(Recorded data)
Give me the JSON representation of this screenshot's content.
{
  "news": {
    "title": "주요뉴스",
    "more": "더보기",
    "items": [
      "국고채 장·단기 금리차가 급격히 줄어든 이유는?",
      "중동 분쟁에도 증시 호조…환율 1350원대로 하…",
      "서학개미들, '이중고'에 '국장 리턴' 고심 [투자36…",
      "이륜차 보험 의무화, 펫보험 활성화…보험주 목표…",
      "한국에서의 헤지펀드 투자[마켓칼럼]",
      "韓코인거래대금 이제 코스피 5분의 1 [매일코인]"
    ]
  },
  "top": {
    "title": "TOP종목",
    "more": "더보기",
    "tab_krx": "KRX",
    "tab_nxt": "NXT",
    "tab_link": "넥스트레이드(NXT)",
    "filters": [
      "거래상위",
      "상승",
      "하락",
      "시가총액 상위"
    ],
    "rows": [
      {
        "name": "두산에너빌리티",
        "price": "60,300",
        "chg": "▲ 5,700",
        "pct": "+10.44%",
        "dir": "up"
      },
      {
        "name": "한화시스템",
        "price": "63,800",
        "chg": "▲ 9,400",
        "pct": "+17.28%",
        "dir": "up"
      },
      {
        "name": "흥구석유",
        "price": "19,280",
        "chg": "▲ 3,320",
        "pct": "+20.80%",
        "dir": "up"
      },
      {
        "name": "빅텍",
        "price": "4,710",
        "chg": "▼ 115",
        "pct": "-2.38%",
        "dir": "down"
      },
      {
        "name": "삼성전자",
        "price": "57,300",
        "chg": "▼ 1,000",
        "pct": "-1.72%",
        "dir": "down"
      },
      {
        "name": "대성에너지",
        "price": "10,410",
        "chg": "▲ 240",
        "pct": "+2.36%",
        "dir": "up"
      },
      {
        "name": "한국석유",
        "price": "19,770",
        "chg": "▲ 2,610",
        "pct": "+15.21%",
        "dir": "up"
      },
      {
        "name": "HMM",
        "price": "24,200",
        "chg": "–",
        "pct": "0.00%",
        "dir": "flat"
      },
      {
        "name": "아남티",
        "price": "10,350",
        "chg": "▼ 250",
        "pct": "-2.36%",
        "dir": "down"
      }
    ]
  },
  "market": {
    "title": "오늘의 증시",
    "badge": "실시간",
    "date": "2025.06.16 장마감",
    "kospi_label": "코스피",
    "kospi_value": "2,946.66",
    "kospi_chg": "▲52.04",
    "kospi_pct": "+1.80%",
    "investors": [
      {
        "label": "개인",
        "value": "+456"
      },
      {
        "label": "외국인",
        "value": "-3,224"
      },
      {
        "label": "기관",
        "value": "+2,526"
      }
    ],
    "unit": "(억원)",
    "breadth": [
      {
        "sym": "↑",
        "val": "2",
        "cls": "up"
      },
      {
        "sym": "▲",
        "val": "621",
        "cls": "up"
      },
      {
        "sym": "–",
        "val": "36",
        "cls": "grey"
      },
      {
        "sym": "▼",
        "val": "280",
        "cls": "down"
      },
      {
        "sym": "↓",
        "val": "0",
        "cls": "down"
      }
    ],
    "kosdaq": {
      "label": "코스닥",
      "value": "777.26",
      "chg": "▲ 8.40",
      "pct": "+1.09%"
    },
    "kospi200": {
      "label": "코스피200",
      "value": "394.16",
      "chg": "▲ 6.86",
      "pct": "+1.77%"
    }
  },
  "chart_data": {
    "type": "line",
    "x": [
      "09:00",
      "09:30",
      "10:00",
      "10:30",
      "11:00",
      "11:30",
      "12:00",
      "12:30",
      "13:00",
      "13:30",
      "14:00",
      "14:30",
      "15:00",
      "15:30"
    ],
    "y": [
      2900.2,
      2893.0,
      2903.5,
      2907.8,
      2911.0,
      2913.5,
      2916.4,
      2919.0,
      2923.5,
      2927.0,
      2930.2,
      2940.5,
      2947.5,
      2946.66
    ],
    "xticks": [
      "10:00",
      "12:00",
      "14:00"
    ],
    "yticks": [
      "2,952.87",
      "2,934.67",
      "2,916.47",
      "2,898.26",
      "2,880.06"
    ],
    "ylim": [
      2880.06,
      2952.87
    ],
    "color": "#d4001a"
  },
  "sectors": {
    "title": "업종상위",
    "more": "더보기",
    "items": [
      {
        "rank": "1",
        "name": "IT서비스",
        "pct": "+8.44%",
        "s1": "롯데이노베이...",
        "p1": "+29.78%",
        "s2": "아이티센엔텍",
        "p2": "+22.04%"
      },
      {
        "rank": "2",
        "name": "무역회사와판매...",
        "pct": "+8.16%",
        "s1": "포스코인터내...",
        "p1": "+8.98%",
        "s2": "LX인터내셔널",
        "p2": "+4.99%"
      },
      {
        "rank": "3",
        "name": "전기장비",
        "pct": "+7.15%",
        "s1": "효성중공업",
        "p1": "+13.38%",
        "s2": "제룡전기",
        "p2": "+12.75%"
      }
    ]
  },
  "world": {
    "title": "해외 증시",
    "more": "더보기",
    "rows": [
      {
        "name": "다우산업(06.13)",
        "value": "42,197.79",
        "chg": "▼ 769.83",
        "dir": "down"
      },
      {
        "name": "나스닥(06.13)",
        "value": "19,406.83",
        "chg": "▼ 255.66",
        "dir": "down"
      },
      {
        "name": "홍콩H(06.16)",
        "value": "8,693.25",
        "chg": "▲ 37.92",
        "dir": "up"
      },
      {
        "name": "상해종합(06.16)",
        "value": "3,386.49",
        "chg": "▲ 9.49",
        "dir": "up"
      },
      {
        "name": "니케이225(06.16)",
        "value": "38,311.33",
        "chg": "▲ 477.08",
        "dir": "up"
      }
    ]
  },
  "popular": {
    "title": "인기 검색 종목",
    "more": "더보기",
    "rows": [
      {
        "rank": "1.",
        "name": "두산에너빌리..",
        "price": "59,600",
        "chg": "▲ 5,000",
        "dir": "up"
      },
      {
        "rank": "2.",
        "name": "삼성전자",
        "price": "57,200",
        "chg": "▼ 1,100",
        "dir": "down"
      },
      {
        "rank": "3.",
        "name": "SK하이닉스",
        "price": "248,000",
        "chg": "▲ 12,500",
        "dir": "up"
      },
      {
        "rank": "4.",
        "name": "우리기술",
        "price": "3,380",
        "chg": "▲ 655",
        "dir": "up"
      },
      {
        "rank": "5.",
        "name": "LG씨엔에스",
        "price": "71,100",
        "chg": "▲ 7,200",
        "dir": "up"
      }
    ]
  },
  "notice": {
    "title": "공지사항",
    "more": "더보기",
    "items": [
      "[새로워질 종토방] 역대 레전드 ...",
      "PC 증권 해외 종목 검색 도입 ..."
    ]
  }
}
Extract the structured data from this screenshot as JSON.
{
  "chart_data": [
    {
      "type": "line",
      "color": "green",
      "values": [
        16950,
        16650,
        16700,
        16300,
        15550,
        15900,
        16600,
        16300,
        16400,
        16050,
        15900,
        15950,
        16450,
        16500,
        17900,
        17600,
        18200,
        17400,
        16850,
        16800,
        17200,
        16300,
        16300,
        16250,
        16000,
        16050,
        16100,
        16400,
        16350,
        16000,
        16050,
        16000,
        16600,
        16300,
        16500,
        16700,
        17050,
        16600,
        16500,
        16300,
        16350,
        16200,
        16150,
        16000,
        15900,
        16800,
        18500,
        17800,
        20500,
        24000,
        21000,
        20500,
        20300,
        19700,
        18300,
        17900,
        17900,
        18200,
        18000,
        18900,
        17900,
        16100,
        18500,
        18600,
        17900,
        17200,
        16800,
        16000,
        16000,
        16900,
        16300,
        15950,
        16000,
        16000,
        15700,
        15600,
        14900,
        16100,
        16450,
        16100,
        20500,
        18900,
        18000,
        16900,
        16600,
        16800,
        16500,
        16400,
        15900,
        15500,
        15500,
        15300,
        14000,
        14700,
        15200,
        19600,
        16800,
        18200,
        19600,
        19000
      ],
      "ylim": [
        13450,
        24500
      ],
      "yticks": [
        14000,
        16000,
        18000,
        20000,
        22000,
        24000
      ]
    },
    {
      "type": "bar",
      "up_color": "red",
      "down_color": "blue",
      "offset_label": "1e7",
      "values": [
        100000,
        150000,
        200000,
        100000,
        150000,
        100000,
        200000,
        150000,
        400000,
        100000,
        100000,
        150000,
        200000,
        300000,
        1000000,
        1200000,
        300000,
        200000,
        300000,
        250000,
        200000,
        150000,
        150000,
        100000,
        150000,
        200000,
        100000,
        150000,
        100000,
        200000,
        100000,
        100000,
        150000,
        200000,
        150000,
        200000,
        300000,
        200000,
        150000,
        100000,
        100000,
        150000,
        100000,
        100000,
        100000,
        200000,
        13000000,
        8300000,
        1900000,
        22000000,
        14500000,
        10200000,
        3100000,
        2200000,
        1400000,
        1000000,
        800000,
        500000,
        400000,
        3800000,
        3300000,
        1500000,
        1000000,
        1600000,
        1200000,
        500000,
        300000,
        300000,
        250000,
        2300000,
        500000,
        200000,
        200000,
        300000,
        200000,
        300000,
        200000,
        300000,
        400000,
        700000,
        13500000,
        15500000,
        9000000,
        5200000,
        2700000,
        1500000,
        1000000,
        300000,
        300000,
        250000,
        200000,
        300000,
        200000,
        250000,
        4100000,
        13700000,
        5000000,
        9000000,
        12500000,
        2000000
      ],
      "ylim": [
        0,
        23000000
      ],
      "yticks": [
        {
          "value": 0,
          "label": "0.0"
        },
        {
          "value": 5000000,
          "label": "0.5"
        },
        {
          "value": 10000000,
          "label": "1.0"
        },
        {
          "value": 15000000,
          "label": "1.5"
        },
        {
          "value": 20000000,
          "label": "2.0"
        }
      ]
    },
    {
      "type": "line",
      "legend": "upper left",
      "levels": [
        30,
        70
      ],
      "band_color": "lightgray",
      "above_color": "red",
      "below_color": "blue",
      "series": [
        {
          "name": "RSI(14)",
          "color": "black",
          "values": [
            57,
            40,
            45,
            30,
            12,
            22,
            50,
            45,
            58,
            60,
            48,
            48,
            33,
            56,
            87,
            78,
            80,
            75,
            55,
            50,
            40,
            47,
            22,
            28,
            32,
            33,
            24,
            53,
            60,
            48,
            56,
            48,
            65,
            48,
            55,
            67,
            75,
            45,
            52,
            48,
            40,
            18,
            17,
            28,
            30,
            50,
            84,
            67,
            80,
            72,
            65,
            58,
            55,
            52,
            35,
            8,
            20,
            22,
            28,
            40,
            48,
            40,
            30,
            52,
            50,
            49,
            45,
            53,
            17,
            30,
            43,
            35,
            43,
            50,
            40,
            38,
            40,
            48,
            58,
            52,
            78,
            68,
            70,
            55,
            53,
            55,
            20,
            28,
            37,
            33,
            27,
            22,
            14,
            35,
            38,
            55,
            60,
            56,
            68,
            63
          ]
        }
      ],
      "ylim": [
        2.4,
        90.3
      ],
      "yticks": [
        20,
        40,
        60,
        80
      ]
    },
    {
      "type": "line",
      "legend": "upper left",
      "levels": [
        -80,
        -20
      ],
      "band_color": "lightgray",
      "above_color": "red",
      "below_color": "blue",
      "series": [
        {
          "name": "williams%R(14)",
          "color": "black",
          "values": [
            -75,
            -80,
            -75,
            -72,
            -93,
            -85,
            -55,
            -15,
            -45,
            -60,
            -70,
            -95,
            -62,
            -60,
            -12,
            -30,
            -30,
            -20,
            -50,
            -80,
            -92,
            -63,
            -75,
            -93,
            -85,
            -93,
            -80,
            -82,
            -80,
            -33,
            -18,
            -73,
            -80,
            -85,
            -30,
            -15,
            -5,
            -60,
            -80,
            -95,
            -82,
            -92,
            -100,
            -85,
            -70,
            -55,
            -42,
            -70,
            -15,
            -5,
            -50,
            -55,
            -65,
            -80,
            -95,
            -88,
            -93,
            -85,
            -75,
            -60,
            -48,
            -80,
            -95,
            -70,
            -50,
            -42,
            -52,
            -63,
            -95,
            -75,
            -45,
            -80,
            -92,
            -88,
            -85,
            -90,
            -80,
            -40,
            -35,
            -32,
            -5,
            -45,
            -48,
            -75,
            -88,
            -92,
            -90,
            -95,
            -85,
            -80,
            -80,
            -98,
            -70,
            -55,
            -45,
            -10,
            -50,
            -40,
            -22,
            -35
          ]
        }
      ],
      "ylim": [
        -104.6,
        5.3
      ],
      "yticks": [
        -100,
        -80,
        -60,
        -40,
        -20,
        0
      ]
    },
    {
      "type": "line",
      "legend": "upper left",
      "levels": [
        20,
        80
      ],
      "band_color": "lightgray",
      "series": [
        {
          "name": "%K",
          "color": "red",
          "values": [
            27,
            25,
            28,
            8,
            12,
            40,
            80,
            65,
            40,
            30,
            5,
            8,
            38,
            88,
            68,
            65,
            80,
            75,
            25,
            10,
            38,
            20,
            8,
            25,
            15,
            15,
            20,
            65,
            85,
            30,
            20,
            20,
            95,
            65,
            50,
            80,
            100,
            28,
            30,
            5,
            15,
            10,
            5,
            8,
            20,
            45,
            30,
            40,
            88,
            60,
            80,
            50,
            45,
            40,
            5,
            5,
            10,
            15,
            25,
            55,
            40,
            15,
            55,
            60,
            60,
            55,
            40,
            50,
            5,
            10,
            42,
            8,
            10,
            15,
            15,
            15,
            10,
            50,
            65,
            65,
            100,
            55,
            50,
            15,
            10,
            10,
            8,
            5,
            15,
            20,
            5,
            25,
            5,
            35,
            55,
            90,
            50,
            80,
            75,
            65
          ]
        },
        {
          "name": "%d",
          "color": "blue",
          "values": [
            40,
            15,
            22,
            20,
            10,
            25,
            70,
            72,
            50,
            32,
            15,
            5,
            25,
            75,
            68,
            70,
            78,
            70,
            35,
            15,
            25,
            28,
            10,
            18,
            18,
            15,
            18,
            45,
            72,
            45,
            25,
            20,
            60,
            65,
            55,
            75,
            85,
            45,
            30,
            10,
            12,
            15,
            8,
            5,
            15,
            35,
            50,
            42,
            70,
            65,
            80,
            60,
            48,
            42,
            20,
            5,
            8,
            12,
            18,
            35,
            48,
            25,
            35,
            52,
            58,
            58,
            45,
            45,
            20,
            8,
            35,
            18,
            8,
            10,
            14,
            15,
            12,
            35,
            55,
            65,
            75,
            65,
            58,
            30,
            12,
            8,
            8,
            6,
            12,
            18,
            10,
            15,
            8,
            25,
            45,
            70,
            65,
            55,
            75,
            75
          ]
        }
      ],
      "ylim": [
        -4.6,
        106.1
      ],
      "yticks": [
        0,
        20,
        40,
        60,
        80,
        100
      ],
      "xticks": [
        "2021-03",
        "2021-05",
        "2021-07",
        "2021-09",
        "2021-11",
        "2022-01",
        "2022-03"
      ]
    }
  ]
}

▶ Required task:
Your task is to collect every line above that contains the word "screenshot".

▶ Result for this exercise:
Give me the JSON representation of this screenshot's content.
Extract the structured data from this screenshot as JSON.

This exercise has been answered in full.